-- start of Records --

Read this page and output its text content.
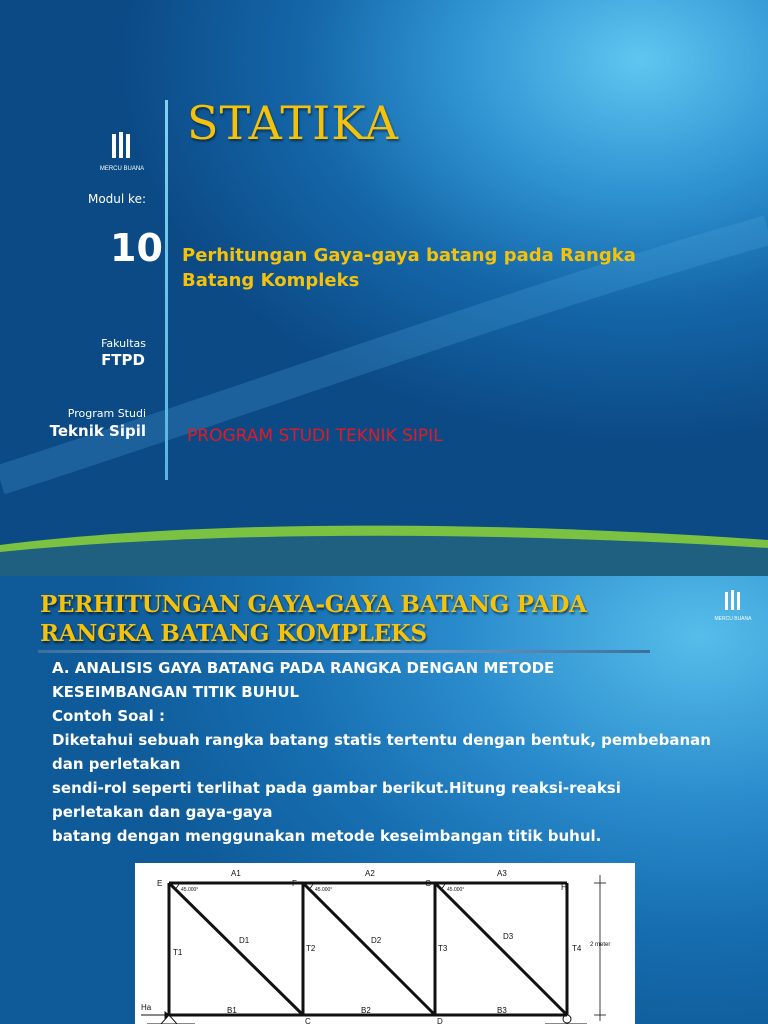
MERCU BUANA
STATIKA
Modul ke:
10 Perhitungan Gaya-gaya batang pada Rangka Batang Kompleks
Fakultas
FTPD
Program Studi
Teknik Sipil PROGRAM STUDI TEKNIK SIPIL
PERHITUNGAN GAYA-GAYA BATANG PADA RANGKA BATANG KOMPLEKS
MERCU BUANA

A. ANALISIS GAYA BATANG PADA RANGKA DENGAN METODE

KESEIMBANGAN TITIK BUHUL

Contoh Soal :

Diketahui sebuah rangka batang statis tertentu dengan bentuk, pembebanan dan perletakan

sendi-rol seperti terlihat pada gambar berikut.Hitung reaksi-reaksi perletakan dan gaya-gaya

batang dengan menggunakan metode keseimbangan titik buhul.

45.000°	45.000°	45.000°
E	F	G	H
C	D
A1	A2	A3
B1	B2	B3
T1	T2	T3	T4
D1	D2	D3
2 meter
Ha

-- end of Records --
-- start of Records --

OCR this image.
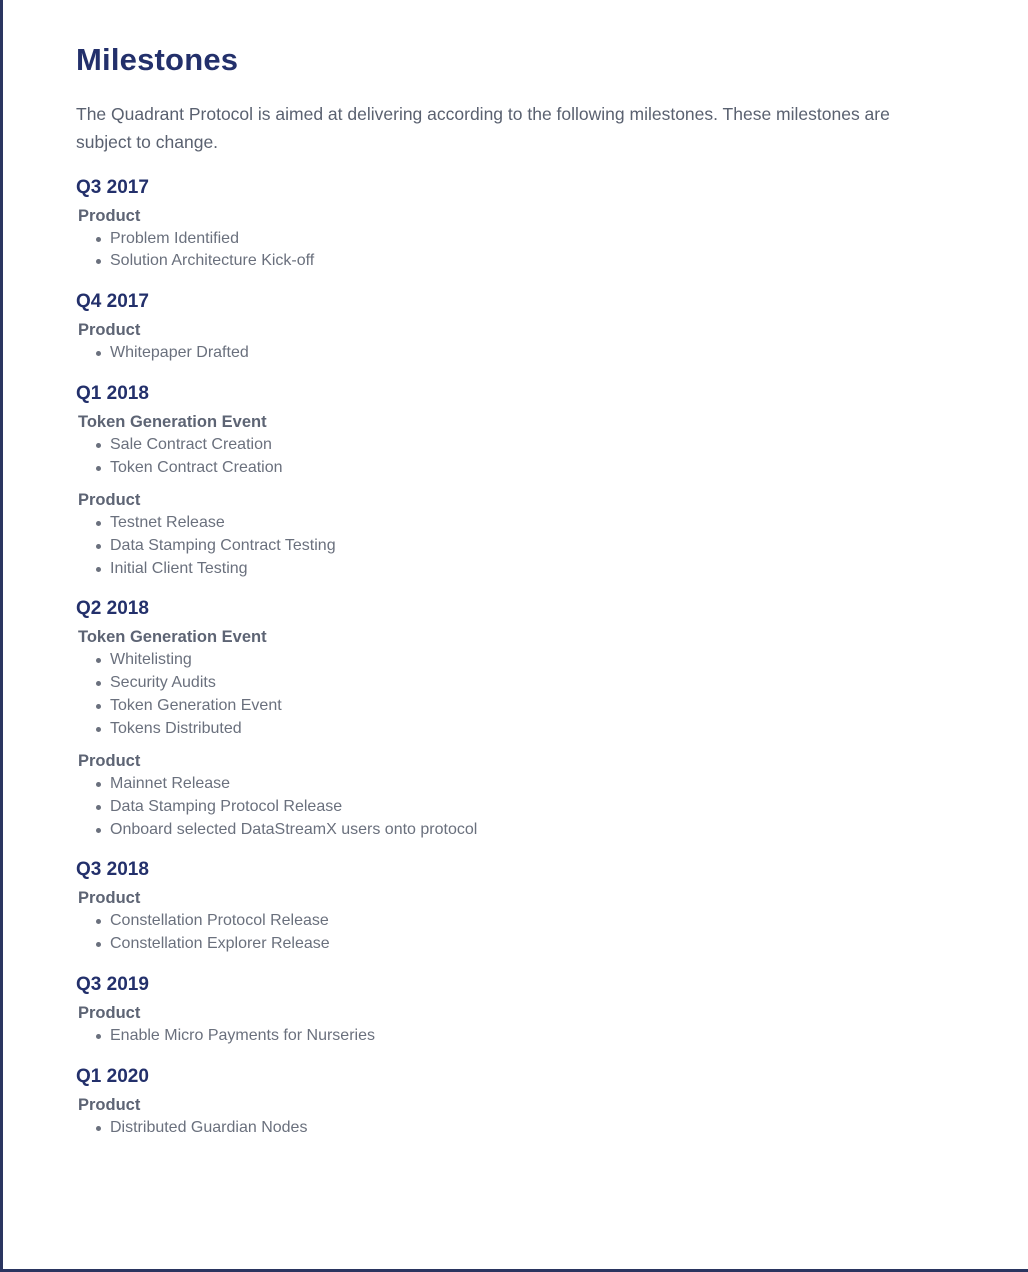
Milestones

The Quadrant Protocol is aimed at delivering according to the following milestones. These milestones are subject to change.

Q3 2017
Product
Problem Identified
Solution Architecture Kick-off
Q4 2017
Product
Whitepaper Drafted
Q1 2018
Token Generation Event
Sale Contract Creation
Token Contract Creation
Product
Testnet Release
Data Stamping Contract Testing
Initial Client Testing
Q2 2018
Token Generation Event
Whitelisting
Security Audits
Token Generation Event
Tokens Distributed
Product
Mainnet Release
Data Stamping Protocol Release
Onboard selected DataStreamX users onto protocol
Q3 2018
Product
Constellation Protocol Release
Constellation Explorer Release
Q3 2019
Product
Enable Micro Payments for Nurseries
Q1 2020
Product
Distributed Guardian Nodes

-- end of Records --

Aim — Of the lines in the records, determine how many contain the word "Contract", and report that number alone.

Written solution — 3